## TASK BRIEF
From the entries below, copy out every line with "spodniej" in it.

## DATA SHOWN
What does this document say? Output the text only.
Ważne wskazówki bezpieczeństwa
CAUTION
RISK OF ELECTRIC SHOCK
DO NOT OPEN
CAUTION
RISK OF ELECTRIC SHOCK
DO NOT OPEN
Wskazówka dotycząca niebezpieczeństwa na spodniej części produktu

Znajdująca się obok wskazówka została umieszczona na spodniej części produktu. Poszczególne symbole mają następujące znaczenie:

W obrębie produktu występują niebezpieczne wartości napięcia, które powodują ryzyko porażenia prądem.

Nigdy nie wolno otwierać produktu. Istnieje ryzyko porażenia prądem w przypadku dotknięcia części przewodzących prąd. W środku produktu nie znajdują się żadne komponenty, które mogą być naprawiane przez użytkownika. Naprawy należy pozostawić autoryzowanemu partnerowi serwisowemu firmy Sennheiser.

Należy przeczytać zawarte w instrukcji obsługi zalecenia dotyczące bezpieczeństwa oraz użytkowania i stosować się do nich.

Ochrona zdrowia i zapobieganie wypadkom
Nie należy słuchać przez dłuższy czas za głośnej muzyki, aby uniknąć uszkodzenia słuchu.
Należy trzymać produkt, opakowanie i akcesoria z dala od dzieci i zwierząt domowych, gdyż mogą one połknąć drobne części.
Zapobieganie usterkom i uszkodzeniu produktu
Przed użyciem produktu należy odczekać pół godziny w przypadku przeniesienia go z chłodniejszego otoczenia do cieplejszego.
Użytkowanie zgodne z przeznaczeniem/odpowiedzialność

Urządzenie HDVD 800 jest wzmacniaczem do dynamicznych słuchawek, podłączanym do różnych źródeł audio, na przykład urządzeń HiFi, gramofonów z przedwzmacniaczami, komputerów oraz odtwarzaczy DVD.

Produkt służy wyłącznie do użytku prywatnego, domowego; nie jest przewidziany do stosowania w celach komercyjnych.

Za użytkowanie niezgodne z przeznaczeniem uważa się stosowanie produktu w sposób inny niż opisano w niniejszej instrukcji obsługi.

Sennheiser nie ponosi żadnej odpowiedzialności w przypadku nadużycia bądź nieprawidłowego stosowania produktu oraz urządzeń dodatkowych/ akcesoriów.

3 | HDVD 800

## WRITTEN SOLUTION
Wskazówka dotycząca niebezpieczeństwa na spodniej części produktu
Znajdująca się obok wskazówka została umieszczona na spodniej części produktu. Poszczególne symbole mają następujące znaczenie:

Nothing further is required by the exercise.